Each record below should be output verbatim, without pictures.

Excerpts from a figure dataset
# # # #
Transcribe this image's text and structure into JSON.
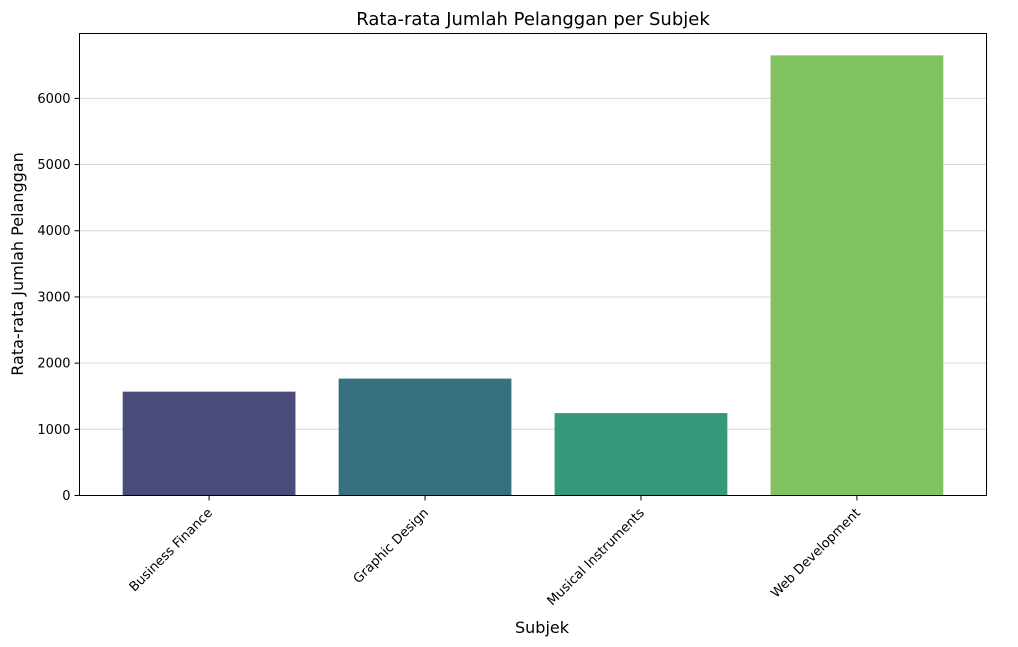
{
  "chart_data": {
    "type": "bar",
    "title": "Rata-rata Jumlah Pelanggan per Subjek",
    "xlabel": "Subjek",
    "ylabel": "Rata-rata Jumlah Pelanggan",
    "categories": [
      "Business Finance",
      "Graphic Design",
      "Musical Instruments",
      "Web Development"
    ],
    "values": [
      1569,
      1766,
      1245,
      6650
    ],
    "ylim": [
      0,
      6980
    ],
    "yticks": [
      0,
      1000,
      2000,
      3000,
      4000,
      5000,
      6000
    ],
    "grid": "y",
    "colors": [
      "#4a4b7b",
      "#367180",
      "#35987b",
      "#80c25f"
    ]
  }
}
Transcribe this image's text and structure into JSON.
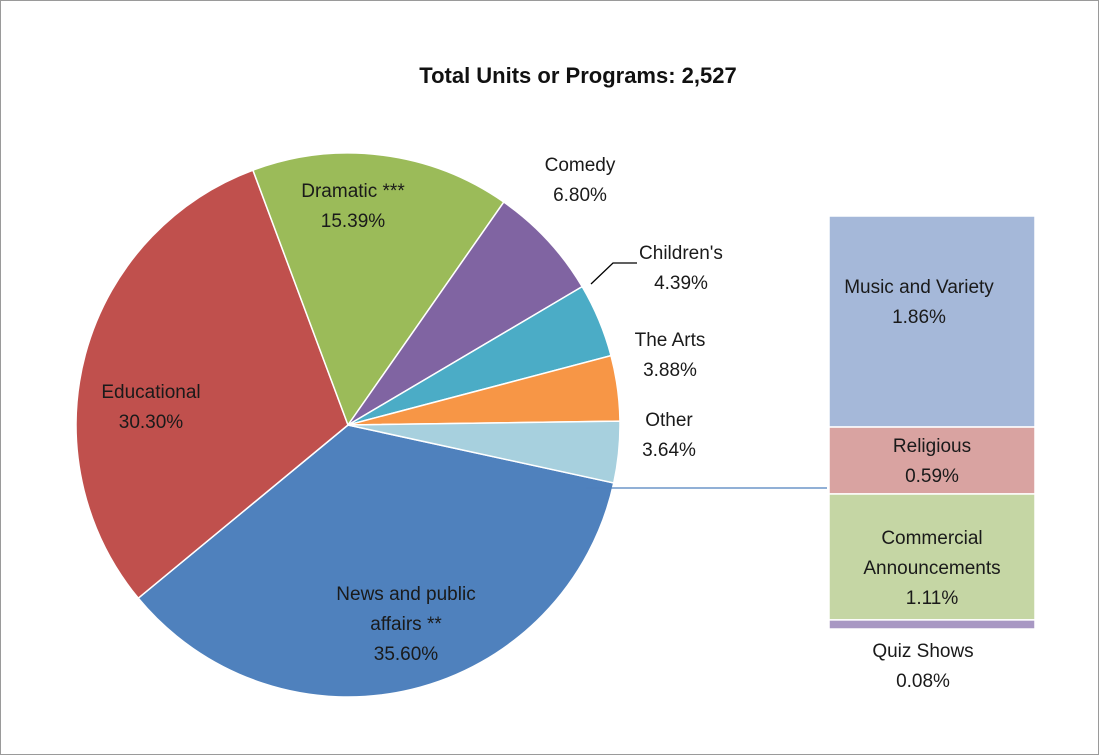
{
  "chart_data": {
    "type": "pie",
    "title": "Total Units or Programs: 2,527",
    "slices": [
      {
        "label": "News and public affairs **",
        "value": 35.6,
        "display": "35.60%",
        "color": "#4F81BD"
      },
      {
        "label": "Educational",
        "value": 30.3,
        "display": "30.30%",
        "color": "#C0504D"
      },
      {
        "label": "Dramatic ***",
        "value": 15.39,
        "display": "15.39%",
        "color": "#9BBB59"
      },
      {
        "label": "Comedy",
        "value": 6.8,
        "display": "6.80%",
        "color": "#8064A2"
      },
      {
        "label": "Children's",
        "value": 4.39,
        "display": "4.39%",
        "color": "#4BACC6"
      },
      {
        "label": "The Arts",
        "value": 3.88,
        "display": "3.88%",
        "color": "#F79646"
      },
      {
        "label": "Other",
        "value": 3.64,
        "display": "3.64%",
        "color": "#A7D0DE"
      }
    ],
    "other_breakdown": [
      {
        "label": "Music and Variety",
        "value": 1.86,
        "display": "1.86%",
        "color": "#A5B8D9"
      },
      {
        "label": "Religious",
        "value": 0.59,
        "display": "0.59%",
        "color": "#D9A3A1"
      },
      {
        "label": "Commercial Announcements",
        "value": 1.11,
        "display": "1.11%",
        "color": "#C5D6A4"
      },
      {
        "label": "Quiz Shows",
        "value": 0.08,
        "display": "0.08%",
        "color": "#A898C3"
      }
    ]
  }
}
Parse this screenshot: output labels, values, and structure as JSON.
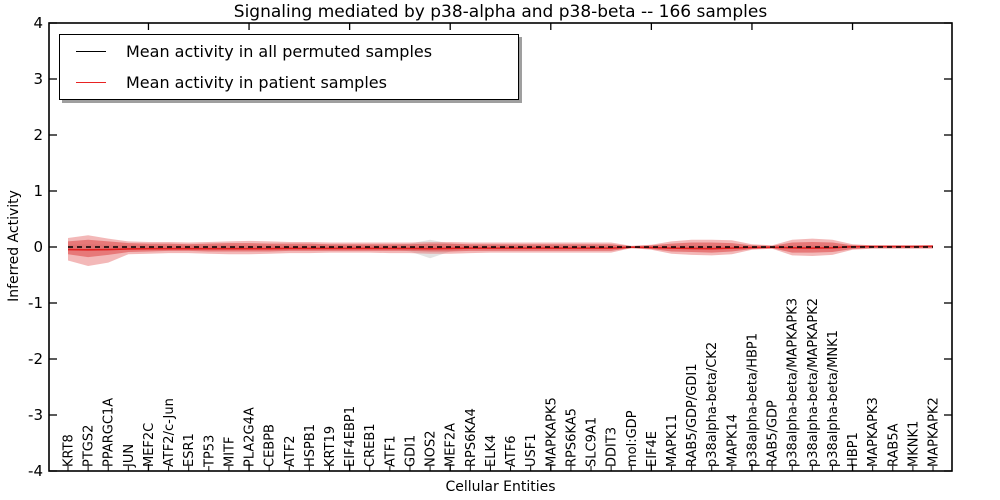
# # # #
### The completed task
Transcribe this image's text and structure into JSON.
{
  "chart_data": {
    "type": "bar",
    "title": "Rata-rata Jumlah Pelanggan per Subjek",
    "xlabel": "Subjek",
    "ylabel": "Rata-rata Jumlah Pelanggan",
    "categories": [
      "Business Finance",
      "Graphic Design",
      "Musical Instruments",
      "Web Development"
    ],
    "values": [
      1569,
      1766,
      1245,
      6650
    ],
    "ylim": [
      0,
      6980
    ],
    "yticks": [
      0,
      1000,
      2000,
      3000,
      4000,
      5000,
      6000
    ],
    "grid": "y",
    "colors": [
      "#4a4b7b",
      "#367180",
      "#35987b",
      "#80c25f"
    ]
  }
}
Transcribe this image's text and structure into JSON.
{
  "chart_data": {
    "type": "pie",
    "title": "Total Units or Programs: 2,527",
    "slices": [
      {
        "label": "News and public affairs **",
        "value": 35.6,
        "display": "35.60%",
        "color": "#4F81BD"
      },
      {
        "label": "Educational",
        "value": 30.3,
        "display": "30.30%",
        "color": "#C0504D"
      },
      {
        "label": "Dramatic ***",
        "value": 15.39,
        "display": "15.39%",
        "color": "#9BBB59"
      },
      {
        "label": "Comedy",
        "value": 6.8,
        "display": "6.80%",
        "color": "#8064A2"
      },
      {
        "label": "Children's",
        "value": 4.39,
        "display": "4.39%",
        "color": "#4BACC6"
      },
      {
        "label": "The Arts",
        "value": 3.88,
        "display": "3.88%",
        "color": "#F79646"
      },
      {
        "label": "Other",
        "value": 3.64,
        "display": "3.64%",
        "color": "#A7D0DE"
      }
    ],
    "other_breakdown": [
      {
        "label": "Music and Variety",
        "value": 1.86,
        "display": "1.86%",
        "color": "#A5B8D9"
      },
      {
        "label": "Religious",
        "value": 0.59,
        "display": "0.59%",
        "color": "#D9A3A1"
      },
      {
        "label": "Commercial Announcements",
        "value": 1.11,
        "display": "1.11%",
        "color": "#C5D6A4"
      },
      {
        "label": "Quiz Shows",
        "value": 0.08,
        "display": "0.08%",
        "color": "#A898C3"
      }
    ]
  }
}
Parse this screenshot: output labels, values, and structure as JSON.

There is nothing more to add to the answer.